───── Material for the task
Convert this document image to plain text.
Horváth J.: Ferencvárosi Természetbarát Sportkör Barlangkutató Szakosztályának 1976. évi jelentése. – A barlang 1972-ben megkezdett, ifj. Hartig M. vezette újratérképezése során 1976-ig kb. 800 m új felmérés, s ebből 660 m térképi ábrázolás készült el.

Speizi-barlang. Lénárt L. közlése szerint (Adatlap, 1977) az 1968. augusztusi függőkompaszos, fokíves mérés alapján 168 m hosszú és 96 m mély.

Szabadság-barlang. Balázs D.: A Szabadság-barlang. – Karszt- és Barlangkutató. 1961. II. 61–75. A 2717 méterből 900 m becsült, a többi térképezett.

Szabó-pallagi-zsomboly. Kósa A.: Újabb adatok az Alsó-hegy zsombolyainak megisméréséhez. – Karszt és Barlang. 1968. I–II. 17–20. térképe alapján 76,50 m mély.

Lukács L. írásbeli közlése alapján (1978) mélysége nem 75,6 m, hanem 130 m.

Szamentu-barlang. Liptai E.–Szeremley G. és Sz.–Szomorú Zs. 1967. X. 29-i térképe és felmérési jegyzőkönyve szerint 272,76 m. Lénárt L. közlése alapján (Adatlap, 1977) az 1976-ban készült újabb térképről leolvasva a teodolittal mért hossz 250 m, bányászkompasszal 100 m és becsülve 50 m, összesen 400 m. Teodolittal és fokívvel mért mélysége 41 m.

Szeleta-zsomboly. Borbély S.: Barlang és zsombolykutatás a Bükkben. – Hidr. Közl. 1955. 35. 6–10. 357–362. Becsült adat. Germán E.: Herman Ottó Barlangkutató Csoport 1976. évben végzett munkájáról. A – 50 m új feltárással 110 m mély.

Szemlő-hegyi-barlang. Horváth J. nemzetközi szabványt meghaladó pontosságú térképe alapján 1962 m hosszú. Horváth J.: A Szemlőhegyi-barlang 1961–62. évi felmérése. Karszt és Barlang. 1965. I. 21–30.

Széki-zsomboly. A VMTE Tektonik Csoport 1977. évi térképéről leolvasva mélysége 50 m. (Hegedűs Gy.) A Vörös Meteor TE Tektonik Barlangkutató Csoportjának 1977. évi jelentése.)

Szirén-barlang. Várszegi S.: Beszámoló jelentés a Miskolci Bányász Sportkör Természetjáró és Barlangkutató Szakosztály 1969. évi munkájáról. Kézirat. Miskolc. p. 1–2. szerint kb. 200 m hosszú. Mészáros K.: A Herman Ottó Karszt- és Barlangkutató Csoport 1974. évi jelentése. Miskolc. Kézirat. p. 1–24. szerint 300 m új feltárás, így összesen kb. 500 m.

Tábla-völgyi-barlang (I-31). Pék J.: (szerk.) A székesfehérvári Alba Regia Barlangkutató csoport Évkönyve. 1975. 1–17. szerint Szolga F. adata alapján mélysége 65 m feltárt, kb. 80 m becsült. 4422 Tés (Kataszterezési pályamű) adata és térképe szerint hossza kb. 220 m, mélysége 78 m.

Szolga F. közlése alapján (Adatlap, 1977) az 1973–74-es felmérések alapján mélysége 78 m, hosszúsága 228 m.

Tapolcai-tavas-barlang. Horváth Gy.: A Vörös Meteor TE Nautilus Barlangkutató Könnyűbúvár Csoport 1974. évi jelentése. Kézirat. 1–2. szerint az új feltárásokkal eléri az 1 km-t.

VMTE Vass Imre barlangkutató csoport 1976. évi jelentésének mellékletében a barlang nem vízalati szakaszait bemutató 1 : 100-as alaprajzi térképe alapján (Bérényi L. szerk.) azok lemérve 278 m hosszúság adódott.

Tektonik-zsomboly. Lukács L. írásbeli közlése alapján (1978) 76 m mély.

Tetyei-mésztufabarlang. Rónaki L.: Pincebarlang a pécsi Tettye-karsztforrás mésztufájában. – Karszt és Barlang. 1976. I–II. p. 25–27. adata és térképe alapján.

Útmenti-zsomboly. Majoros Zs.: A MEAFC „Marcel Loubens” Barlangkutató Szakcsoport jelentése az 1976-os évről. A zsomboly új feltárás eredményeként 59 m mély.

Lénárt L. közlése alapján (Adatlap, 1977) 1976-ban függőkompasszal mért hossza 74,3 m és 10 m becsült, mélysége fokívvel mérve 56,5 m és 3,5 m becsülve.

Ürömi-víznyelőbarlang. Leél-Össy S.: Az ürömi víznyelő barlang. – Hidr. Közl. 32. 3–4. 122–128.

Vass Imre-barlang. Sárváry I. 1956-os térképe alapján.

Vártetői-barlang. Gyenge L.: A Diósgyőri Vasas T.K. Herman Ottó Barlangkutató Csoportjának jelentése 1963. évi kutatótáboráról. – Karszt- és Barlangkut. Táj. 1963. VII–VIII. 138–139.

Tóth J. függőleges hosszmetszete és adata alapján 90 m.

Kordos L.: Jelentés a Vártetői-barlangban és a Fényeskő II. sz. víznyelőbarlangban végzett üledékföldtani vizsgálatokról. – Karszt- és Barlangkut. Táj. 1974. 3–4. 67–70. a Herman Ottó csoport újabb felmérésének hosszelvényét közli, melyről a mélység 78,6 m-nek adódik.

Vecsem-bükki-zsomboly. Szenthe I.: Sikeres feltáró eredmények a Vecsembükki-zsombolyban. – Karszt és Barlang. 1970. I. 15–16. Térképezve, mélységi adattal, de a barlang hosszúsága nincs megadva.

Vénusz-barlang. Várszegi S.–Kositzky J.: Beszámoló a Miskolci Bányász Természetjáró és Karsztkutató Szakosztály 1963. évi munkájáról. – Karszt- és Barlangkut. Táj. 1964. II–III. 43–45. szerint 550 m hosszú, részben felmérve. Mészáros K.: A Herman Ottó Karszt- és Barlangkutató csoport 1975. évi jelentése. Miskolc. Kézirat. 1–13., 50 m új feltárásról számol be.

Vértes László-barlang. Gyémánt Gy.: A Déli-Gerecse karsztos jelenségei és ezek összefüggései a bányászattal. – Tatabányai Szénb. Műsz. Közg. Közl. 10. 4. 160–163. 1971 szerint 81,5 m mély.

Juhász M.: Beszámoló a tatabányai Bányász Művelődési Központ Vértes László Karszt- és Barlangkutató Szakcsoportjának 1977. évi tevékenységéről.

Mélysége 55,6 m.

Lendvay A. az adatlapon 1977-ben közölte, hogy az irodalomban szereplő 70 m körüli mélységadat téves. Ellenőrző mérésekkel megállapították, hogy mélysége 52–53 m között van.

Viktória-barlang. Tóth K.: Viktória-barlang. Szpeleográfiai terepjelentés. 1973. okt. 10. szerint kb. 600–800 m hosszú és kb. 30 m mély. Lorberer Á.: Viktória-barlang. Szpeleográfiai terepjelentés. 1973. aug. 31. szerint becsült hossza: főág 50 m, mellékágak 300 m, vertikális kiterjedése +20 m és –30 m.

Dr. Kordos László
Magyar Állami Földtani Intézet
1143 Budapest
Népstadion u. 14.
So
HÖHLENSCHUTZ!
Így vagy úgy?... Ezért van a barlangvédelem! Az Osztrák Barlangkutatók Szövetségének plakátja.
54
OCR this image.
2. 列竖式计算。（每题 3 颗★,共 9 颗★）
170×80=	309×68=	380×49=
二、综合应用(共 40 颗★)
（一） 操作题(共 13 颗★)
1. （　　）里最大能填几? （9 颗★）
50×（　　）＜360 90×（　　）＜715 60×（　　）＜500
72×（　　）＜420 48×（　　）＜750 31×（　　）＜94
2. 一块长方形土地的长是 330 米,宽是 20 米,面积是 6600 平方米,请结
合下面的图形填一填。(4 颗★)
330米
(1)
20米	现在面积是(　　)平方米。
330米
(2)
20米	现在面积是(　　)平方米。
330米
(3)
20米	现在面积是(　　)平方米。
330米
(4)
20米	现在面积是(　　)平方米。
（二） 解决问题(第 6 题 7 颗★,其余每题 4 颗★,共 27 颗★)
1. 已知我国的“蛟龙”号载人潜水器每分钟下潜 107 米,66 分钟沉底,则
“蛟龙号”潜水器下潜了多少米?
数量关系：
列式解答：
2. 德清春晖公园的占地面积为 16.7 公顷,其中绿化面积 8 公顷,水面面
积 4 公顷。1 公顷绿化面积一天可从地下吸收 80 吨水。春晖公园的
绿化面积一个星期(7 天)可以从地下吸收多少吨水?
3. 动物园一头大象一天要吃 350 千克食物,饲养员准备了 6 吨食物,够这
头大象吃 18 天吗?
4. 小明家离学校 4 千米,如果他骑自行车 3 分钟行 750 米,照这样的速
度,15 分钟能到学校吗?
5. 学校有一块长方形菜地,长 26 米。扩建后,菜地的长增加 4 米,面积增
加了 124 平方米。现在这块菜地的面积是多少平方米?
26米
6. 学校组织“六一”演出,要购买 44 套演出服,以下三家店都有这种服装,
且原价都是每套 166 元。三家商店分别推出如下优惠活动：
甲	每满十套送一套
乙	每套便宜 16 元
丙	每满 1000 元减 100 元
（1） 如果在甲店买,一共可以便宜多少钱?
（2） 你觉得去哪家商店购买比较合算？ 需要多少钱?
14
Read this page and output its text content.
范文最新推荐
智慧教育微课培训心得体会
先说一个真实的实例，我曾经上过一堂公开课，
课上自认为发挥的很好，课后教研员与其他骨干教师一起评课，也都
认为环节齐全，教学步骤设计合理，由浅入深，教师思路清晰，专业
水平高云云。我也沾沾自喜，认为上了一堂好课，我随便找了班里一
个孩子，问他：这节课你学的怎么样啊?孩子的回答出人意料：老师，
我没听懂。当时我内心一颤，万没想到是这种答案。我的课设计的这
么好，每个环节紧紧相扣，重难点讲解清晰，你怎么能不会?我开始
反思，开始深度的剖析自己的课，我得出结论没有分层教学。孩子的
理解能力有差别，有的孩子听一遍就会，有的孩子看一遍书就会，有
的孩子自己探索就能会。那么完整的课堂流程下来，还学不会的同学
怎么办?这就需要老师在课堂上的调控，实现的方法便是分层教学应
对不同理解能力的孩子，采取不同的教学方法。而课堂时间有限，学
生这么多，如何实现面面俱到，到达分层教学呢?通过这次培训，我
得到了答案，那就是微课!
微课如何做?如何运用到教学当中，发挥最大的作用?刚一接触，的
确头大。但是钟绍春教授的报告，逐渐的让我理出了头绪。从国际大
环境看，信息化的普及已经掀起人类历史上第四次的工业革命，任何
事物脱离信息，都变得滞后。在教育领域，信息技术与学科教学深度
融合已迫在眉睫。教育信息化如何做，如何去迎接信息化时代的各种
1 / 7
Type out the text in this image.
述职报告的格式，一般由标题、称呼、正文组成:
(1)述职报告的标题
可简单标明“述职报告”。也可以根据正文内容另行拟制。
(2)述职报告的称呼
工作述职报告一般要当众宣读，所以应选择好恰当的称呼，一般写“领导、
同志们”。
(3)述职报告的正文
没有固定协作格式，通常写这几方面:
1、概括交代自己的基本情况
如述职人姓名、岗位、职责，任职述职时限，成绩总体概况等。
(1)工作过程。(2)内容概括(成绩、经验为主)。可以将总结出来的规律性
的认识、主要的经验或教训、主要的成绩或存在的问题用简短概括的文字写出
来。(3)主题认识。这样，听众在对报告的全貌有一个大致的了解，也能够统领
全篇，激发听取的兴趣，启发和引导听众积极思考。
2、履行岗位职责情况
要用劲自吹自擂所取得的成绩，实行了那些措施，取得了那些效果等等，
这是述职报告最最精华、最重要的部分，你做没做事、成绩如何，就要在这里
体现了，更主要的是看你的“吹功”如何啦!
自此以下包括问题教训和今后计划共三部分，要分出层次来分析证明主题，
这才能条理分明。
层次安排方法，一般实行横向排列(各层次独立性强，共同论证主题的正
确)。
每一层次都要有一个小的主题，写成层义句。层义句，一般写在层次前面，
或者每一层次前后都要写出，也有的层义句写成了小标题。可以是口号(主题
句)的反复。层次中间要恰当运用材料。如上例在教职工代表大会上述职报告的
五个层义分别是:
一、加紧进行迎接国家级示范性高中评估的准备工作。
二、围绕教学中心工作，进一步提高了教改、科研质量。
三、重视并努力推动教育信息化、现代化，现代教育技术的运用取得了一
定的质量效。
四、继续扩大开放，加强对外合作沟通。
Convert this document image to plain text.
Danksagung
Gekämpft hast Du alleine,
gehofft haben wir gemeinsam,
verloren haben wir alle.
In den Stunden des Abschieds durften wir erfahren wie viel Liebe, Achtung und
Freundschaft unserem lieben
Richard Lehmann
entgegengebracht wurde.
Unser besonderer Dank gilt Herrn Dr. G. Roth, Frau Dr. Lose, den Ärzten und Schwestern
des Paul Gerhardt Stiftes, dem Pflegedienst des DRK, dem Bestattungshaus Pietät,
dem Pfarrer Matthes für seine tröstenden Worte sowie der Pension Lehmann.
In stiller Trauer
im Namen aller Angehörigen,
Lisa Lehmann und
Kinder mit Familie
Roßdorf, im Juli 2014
──────────
Count the lines of these entries that hold the string "írásbeli", and give only that number.

2